• _What is required_:
Please copy every line of the records below, keeping each one unchanged.

• _The input_:

_ _ _ _

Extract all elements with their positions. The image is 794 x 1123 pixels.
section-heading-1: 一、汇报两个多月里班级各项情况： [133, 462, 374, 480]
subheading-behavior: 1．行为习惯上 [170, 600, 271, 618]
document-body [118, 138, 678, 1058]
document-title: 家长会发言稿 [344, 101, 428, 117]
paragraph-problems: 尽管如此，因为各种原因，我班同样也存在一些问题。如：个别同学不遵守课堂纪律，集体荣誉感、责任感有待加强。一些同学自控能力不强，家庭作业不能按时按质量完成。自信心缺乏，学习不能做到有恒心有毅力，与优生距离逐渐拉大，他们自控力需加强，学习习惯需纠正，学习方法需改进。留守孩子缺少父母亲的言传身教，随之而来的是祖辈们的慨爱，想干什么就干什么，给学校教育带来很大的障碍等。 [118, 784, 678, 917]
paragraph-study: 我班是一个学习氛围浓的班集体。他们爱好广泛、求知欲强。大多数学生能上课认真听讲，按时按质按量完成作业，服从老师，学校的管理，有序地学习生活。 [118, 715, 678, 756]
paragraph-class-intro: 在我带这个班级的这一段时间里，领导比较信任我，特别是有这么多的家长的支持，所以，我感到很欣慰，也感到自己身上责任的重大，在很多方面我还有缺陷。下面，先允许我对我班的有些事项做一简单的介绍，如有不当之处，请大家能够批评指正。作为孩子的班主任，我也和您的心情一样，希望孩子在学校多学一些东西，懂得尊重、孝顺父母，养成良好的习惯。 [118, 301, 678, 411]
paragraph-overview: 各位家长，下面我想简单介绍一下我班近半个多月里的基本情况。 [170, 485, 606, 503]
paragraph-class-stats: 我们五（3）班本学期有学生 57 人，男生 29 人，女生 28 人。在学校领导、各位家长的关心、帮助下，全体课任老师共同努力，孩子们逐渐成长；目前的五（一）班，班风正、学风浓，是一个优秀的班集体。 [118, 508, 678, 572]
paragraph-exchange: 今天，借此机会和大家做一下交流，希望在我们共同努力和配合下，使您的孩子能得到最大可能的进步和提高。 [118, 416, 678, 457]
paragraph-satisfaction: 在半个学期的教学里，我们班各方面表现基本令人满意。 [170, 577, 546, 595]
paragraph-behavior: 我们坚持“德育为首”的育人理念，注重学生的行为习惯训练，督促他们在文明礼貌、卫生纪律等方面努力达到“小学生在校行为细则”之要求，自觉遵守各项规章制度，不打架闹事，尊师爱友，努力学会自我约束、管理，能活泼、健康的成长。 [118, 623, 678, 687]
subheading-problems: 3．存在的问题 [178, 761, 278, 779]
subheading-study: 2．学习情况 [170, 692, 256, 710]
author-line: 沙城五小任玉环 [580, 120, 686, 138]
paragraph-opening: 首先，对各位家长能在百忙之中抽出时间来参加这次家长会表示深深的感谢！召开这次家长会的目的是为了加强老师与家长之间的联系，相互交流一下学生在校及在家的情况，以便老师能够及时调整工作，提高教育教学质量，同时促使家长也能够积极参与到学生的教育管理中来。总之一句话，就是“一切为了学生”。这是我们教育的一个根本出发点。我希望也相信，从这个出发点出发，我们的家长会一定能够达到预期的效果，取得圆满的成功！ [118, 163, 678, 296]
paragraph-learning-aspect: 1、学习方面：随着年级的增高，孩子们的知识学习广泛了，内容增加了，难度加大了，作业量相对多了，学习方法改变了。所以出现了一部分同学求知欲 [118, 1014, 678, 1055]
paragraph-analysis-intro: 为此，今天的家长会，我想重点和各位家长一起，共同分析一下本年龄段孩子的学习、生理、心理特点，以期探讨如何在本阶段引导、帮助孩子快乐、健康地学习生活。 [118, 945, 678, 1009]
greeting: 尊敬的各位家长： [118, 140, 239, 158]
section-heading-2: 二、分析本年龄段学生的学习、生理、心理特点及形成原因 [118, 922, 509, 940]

_ _ _ _

• _The response_:
Extract all elements with their positions. The image is 794 x 1123 pixels.
section-heading-1: 一、汇报两个多月里班级各项情况： [133, 462, 374, 480]
subheading-behavior: 1．行为习惯上 [170, 600, 271, 618]
document-body [118, 138, 678, 1058]
document-title: 家长会发言稿 [344, 101, 428, 117]
paragraph-problems: 尽管如此，因为各种原因，我班同样也存在一些问题。如：个别同学不遵守课堂纪律，集体荣誉感、责任感有待加强。一些同学自控能力不强，家庭作业不能按时按质量完成。自信心缺乏，学习不能做到有恒心有毅力，与优生距离逐渐拉大，他们自控力需加强，学习习惯需纠正，学习方法需改进。留守孩子缺少父母亲的言传身教，随之而来的是祖辈们的慨爱，想干什么就干什么，给学校教育带来很大的障碍等。 [118, 784, 678, 917]
paragraph-study: 我班是一个学习氛围浓的班集体。他们爱好广泛、求知欲强。大多数学生能上课认真听讲，按时按质按量完成作业，服从老师，学校的管理，有序地学习生活。 [118, 715, 678, 756]
paragraph-class-intro: 在我带这个班级的这一段时间里，领导比较信任我，特别是有这么多的家长的支持，所以，我感到很欣慰，也感到自己身上责任的重大，在很多方面我还有缺陷。下面，先允许我对我班的有些事项做一简单的介绍，如有不当之处，请大家能够批评指正。作为孩子的班主任，我也和您的心情一样，希望孩子在学校多学一些东西，懂得尊重、孝顺父母，养成良好的习惯。 [118, 301, 678, 411]
paragraph-overview: 各位家长，下面我想简单介绍一下我班近半个多月里的基本情况。 [170, 485, 606, 503]
paragraph-class-stats: 我们五（3）班本学期有学生 57 人，男生 29 人，女生 28 人。在学校领导、各位家长的关心、帮助下，全体课任老师共同努力，孩子们逐渐成长；目前的五（一）班，班风正、学风浓，是一个优秀的班集体。 [118, 508, 678, 572]
paragraph-exchange: 今天，借此机会和大家做一下交流，希望在我们共同努力和配合下，使您的孩子能得到最大可能的进步和提高。 [118, 416, 678, 457]
paragraph-satisfaction: 在半个学期的教学里，我们班各方面表现基本令人满意。 [170, 577, 546, 595]
paragraph-behavior: 我们坚持“德育为首”的育人理念，注重学生的行为习惯训练，督促他们在文明礼貌、卫生纪律等方面努力达到“小学生在校行为细则”之要求，自觉遵守各项规章制度，不打架闹事，尊师爱友，努力学会自我约束、管理，能活泼、健康的成长。 [118, 623, 678, 687]
subheading-problems: 3．存在的问题 [178, 761, 278, 779]
subheading-study: 2．学习情况 [170, 692, 256, 710]
author-line: 沙城五小任玉环 [580, 120, 686, 138]
paragraph-opening: 首先，对各位家长能在百忙之中抽出时间来参加这次家长会表示深深的感谢！召开这次家长会的目的是为了加强老师与家长之间的联系，相互交流一下学生在校及在家的情况，以便老师能够及时调整工作，提高教育教学质量，同时促使家长也能够积极参与到学生的教育管理中来。总之一句话，就是“一切为了学生”。这是我们教育的一个根本出发点。我希望也相信，从这个出发点出发，我们的家长会一定能够达到预期的效果，取得圆满的成功！ [118, 163, 678, 296]
paragraph-learning-aspect: 1、学习方面：随着年级的增高，孩子们的知识学习广泛了，内容增加了，难度加大了，作业量相对多了，学习方法改变了。所以出现了一部分同学求知欲 [118, 1014, 678, 1055]
paragraph-analysis-intro: 为此，今天的家长会，我想重点和各位家长一起，共同分析一下本年龄段孩子的学习、生理、心理特点，以期探讨如何在本阶段引导、帮助孩子快乐、健康地学习生活。 [118, 945, 678, 1009]
greeting: 尊敬的各位家长： [118, 140, 239, 158]
section-heading-2: 二、分析本年龄段学生的学习、生理、心理特点及形成原因 [118, 922, 509, 940]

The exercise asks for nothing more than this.